*ENTRIES SHOWN*
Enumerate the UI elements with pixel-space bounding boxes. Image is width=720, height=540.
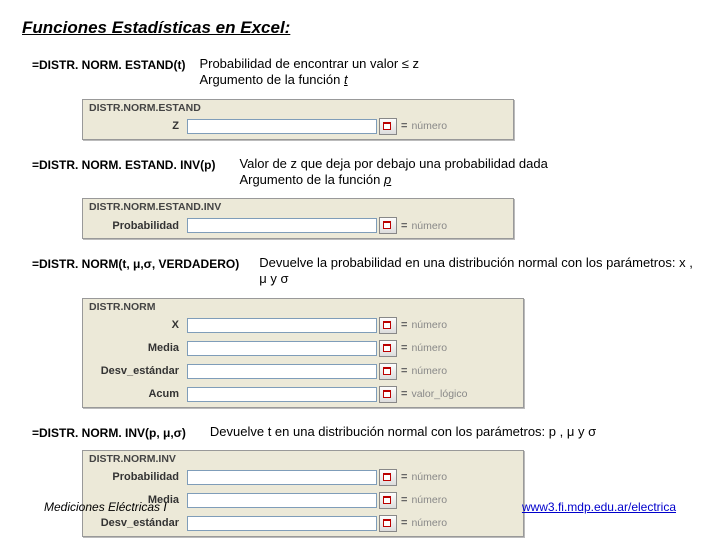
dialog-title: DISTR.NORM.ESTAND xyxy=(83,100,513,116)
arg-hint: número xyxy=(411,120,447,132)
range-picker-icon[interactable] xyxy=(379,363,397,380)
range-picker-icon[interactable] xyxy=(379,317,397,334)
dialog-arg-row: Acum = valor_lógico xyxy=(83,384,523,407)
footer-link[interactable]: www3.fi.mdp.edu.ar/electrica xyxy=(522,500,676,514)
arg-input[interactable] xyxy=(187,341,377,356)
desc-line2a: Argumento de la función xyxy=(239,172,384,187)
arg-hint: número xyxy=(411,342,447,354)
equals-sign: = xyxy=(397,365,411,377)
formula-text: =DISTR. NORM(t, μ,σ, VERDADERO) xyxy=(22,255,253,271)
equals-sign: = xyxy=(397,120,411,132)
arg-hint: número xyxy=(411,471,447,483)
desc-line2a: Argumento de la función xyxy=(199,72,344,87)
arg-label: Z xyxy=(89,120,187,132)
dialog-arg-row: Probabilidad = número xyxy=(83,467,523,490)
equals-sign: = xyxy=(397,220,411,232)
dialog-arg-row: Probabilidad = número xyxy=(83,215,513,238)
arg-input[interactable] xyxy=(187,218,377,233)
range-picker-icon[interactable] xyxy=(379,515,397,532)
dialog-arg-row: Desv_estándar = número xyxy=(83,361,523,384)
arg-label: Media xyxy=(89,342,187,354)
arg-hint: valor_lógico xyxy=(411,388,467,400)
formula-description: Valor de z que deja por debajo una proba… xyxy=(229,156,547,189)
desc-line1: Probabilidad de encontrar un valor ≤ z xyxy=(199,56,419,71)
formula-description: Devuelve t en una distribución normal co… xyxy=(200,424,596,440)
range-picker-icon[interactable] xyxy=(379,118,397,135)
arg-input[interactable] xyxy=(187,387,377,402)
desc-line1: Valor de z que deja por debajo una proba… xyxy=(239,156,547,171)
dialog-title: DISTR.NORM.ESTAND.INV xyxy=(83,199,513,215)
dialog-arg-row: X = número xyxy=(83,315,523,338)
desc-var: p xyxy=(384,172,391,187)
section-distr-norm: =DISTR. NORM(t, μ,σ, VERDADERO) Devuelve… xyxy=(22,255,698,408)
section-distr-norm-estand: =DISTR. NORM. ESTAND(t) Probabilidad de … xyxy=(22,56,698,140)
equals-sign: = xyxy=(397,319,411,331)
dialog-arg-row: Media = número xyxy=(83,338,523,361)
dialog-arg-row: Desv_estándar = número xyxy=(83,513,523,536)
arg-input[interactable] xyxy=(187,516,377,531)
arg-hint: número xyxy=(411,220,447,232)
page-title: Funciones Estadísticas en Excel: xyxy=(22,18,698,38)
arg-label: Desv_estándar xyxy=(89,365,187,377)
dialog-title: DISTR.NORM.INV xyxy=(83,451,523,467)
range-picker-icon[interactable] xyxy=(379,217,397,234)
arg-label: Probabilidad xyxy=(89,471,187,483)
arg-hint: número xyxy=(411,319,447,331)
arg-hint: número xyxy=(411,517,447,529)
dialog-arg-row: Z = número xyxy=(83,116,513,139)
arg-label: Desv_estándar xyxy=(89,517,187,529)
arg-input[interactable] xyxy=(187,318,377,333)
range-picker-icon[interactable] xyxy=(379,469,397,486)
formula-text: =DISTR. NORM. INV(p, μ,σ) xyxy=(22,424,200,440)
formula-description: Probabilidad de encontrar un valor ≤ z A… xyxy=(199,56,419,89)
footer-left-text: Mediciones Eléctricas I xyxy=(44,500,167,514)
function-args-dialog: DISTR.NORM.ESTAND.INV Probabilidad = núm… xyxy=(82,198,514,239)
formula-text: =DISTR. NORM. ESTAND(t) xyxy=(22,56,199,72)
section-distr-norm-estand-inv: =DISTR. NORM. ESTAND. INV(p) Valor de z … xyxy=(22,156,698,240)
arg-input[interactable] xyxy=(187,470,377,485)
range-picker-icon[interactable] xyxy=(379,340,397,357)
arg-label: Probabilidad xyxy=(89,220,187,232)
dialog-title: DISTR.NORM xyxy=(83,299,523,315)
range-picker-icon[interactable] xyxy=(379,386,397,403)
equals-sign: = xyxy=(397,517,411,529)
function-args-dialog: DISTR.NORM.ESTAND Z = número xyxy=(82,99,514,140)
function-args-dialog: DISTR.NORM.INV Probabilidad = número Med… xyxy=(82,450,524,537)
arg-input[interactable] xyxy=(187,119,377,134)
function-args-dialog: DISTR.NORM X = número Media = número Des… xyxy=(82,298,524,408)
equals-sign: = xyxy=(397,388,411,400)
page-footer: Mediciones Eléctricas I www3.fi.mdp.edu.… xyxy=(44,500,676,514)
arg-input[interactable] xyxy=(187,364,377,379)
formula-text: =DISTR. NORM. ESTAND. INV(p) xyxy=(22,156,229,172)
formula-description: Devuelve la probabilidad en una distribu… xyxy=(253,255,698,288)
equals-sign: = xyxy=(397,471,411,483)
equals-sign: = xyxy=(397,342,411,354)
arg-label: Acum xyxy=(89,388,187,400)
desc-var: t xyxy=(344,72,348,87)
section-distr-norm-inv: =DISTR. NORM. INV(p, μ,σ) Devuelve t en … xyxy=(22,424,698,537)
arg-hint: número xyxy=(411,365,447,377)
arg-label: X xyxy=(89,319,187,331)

...

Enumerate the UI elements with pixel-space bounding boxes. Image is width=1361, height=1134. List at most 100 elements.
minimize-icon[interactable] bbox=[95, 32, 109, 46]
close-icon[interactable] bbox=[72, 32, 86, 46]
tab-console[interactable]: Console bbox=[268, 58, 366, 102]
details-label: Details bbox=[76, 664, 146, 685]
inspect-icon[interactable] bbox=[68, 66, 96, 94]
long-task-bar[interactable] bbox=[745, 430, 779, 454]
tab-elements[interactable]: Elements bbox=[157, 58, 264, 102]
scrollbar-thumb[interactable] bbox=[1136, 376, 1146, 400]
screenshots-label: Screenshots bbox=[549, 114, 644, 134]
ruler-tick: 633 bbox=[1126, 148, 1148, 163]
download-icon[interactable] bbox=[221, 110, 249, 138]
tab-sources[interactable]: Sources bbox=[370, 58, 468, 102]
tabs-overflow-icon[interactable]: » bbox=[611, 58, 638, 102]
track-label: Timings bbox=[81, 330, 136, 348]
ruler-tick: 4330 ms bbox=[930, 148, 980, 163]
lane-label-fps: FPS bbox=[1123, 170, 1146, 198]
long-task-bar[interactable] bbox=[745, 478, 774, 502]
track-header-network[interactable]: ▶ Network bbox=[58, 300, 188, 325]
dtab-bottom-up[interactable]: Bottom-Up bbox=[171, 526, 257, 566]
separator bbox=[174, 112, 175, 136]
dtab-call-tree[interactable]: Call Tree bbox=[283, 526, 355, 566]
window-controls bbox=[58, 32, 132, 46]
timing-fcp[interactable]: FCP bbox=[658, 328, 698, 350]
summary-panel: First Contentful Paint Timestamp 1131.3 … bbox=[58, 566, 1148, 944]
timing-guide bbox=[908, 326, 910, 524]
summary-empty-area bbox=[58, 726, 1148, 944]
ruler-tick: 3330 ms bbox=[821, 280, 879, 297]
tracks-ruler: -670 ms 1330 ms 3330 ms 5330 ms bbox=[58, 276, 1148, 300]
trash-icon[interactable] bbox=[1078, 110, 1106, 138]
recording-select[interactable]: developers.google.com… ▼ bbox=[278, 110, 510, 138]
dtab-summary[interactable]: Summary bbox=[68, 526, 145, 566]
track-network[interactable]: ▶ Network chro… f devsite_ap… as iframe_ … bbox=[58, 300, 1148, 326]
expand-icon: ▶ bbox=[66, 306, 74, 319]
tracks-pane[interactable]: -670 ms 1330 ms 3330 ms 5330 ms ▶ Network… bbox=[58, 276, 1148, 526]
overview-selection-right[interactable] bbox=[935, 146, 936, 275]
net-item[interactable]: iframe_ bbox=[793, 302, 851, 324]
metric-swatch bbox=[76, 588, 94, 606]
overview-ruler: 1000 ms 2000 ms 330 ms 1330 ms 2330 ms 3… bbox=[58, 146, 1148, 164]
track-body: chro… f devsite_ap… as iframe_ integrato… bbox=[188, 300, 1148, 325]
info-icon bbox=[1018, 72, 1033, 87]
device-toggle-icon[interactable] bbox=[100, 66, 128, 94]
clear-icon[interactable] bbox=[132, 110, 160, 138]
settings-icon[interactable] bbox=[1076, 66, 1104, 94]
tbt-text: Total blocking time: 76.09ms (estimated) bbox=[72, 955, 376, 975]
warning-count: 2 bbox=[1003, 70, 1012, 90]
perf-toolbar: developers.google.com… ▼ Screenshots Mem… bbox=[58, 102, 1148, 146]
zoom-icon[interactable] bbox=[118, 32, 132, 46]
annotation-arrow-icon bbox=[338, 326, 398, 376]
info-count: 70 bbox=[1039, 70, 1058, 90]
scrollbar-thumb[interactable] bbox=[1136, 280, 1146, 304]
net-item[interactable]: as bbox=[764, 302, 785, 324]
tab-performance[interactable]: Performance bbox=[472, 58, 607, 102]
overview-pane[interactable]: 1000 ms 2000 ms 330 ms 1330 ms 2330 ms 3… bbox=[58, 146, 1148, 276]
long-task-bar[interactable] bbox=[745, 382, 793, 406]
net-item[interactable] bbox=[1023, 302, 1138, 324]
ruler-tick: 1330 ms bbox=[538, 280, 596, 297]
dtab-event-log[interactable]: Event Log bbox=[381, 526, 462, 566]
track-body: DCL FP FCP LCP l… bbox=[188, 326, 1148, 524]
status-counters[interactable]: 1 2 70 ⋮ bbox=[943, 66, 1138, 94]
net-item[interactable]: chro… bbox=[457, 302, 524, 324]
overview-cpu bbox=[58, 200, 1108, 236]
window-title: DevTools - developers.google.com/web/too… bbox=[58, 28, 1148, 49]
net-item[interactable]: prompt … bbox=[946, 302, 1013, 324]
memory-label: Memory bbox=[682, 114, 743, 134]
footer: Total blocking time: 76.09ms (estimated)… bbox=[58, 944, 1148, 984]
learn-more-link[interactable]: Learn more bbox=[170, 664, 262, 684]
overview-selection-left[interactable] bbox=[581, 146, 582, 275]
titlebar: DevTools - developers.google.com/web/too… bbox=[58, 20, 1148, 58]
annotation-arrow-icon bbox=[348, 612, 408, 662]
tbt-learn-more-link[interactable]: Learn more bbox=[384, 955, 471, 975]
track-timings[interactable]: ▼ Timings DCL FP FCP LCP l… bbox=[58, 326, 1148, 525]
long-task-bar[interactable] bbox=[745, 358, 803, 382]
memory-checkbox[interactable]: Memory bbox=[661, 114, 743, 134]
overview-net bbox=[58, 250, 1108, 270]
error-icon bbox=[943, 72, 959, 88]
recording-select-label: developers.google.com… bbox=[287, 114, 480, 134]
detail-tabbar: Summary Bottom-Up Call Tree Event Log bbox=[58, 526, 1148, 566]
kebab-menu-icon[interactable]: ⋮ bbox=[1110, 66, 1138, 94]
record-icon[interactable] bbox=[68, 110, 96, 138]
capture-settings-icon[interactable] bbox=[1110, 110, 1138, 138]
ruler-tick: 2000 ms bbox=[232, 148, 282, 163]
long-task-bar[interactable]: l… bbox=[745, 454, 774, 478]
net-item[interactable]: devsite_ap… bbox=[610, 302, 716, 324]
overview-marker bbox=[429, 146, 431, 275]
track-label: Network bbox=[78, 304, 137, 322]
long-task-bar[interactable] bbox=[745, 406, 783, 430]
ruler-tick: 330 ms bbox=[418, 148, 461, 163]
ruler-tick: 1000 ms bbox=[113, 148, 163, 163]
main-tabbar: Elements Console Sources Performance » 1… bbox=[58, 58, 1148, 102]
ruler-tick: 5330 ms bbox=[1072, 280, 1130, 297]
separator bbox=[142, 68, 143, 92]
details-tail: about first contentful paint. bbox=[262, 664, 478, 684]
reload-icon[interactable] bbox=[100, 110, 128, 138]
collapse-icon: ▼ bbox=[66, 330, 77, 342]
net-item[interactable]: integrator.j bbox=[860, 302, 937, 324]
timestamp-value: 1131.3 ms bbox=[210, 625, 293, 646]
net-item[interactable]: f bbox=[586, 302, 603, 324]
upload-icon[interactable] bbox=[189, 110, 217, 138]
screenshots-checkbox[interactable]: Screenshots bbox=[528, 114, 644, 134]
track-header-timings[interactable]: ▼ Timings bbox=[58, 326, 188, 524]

*EXERCISE*
Rewrite the records from the line containing "most 100 elements." through the line containing "download-icon[interactable] bbox=[221, 110, 249, 138]", inclusive, swapping "interactable" for "clickable" and leaving everything else the same.

*THE ANSWER*
Enumerate the UI elements with pixel-space bounding boxes. Image is width=1361, height=1134. List at most 100 elements.
minimize-icon[clickable] bbox=[95, 32, 109, 46]
close-icon[clickable] bbox=[72, 32, 86, 46]
tab-console[clickable]: Console bbox=[268, 58, 366, 102]
details-label: Details bbox=[76, 664, 146, 685]
inspect-icon[clickable] bbox=[68, 66, 96, 94]
long-task-bar[clickable] bbox=[745, 430, 779, 454]
tab-elements[clickable]: Elements bbox=[157, 58, 264, 102]
scrollbar-thumb[clickable] bbox=[1136, 376, 1146, 400]
screenshots-label: Screenshots bbox=[549, 114, 644, 134]
ruler-tick: 633 bbox=[1126, 148, 1148, 163]
download-icon[clickable] bbox=[221, 110, 249, 138]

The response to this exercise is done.